WHAT YOU SHOULD DO:
Write out the data below in full. Keep it exact.

>> START

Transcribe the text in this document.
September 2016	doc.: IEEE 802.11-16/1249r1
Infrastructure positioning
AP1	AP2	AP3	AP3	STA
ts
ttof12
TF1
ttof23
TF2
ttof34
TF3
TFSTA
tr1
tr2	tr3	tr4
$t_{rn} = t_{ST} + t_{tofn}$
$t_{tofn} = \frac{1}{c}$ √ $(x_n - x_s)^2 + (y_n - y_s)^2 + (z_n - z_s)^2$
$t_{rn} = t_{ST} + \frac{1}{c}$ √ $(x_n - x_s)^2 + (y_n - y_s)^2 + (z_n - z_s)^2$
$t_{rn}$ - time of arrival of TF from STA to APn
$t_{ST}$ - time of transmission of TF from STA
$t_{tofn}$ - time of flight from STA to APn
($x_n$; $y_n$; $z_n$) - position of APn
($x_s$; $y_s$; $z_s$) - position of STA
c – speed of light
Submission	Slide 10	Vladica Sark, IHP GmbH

>> END

SOLUTION:
Transcribe the text in this document.
September 2016	doc.: IEEE 802.11-16/1249r1
Infrastructure positioning
AP1	AP2	AP3	AP3	STA
ts
ttof12
TF1
ttof23
TF2
ttof34
TF3
TFSTA
tr1
tr2	tr3	tr4
$t_{rn} = t_{ST} + t_{tofn}$
$t_{tofn} = \frac{1}{c}$ √ $(x_n - x_s)^2 + (y_n - y_s)^2 + (z_n - z_s)^2$
$t_{rn} = t_{ST} + \frac{1}{c}$ √ $(x_n - x_s)^2 + (y_n - y_s)^2 + (z_n - z_s)^2$
$t_{rn}$ - time of arrival of TF from STA to APn
$t_{ST}$ - time of transmission of TF from STA
$t_{tofn}$ - time of flight from STA to APn
($x_n$; $y_n$; $z_n$) - position of APn
($x_s$; $y_s$; $z_s$) - position of STA
c – speed of light
Submission	Slide 10	Vladica Sark, IHP GmbH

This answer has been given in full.